#### [Written task]
Return all lines with the word "Planting" in them.

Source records

⟨

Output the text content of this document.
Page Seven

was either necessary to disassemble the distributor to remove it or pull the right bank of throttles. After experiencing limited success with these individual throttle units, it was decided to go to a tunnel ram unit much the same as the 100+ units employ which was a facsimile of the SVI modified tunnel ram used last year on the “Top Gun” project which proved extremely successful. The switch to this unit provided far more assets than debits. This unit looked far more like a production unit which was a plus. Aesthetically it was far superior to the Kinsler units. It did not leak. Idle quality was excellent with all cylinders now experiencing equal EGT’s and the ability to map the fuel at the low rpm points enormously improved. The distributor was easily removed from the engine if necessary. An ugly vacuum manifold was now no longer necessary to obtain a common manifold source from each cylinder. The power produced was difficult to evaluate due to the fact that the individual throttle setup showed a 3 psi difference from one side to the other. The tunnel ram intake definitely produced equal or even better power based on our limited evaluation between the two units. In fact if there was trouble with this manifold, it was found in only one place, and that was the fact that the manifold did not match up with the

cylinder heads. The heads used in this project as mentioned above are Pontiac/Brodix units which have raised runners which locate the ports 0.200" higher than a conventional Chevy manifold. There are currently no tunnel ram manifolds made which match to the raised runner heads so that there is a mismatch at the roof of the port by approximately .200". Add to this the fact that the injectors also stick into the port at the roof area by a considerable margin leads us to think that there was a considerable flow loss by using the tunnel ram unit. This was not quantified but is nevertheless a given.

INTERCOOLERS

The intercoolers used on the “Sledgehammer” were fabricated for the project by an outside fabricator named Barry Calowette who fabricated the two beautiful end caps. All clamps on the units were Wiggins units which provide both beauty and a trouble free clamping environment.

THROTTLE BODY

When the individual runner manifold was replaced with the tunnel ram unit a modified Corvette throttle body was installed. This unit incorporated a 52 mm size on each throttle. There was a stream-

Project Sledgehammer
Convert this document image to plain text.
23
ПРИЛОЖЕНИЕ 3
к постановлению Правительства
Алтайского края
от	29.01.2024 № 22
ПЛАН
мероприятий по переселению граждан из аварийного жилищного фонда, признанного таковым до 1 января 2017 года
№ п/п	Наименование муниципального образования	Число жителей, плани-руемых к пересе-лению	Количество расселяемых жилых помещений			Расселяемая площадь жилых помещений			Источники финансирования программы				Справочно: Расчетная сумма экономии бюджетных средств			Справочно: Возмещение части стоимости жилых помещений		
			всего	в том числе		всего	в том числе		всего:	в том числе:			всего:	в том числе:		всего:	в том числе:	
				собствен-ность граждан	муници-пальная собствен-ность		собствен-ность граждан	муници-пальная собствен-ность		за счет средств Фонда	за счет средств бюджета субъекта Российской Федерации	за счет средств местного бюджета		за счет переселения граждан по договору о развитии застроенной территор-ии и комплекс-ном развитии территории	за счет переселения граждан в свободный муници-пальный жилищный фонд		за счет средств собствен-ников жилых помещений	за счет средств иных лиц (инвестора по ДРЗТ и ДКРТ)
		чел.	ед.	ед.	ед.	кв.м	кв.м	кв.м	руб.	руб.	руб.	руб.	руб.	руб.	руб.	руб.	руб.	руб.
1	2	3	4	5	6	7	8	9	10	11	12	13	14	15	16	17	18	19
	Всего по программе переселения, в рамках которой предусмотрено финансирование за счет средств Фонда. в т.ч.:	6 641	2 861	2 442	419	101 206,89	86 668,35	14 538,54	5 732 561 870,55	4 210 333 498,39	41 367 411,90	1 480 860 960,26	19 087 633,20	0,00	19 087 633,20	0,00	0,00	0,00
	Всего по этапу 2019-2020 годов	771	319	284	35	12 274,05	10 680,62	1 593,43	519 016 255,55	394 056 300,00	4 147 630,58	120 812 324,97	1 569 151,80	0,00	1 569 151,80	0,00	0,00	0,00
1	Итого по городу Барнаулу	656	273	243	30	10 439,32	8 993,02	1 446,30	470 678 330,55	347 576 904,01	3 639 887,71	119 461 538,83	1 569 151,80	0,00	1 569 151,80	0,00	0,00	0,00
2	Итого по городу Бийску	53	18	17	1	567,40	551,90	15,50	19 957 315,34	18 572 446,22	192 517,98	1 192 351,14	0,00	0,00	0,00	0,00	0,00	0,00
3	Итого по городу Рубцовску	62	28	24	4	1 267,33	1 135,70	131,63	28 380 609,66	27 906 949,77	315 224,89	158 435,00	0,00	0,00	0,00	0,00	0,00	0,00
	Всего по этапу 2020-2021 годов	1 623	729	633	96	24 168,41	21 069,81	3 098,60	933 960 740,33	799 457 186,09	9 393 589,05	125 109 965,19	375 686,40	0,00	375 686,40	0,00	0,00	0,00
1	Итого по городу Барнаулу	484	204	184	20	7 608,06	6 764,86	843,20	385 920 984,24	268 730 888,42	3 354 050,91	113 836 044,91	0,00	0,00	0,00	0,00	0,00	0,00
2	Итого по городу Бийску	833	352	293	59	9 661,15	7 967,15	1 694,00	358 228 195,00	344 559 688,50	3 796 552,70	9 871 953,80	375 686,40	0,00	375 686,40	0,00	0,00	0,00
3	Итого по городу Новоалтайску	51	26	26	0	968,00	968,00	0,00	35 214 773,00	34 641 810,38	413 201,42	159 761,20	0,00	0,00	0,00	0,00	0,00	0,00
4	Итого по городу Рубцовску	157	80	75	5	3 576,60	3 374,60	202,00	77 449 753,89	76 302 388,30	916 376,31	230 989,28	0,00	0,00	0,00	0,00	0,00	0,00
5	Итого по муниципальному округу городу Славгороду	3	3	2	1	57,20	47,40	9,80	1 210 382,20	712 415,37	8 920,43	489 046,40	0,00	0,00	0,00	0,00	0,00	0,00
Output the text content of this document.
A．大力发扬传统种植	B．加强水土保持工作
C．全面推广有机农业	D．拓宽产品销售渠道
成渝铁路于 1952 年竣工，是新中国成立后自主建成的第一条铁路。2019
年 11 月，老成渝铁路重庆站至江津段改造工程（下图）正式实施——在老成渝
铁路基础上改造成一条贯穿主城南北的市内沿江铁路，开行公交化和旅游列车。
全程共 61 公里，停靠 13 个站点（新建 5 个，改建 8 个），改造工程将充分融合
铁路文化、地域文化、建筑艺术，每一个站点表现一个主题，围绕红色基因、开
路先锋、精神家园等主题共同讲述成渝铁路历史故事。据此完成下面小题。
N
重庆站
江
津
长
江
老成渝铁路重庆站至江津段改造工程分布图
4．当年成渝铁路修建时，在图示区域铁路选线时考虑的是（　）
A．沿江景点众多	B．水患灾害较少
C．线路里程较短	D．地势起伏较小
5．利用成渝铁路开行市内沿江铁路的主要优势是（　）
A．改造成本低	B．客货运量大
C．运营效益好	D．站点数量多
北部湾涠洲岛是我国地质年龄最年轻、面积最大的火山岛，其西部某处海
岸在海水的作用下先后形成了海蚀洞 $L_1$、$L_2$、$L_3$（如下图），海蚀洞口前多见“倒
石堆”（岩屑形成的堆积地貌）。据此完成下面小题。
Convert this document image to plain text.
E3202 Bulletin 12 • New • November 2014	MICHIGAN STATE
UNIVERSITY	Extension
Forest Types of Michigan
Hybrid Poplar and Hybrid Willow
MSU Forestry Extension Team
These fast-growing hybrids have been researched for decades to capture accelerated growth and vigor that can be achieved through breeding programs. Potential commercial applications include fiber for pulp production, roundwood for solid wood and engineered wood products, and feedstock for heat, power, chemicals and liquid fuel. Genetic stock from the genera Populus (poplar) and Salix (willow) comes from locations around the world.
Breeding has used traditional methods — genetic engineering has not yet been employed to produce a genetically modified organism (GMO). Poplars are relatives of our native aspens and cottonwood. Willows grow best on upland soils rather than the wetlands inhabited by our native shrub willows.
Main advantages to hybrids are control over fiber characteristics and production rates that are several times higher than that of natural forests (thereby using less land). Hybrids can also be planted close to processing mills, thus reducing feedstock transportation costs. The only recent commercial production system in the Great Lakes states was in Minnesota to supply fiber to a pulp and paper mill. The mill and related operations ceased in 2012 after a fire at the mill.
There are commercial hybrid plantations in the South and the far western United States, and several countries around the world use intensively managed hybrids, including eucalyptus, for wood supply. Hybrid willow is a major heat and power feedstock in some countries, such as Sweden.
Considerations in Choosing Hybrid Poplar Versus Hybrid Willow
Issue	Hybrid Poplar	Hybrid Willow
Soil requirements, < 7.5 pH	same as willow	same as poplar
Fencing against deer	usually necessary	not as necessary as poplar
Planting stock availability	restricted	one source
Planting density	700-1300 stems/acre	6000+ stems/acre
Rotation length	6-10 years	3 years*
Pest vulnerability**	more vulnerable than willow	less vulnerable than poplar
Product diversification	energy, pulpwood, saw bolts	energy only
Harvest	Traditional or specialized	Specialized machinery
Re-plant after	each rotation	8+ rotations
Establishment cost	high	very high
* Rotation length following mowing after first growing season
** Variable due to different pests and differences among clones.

⟩

#### [Exercise output]
Planting stock availability	restricted	one source
Planting density	700-1300 stems/acre	6000+ stems/acre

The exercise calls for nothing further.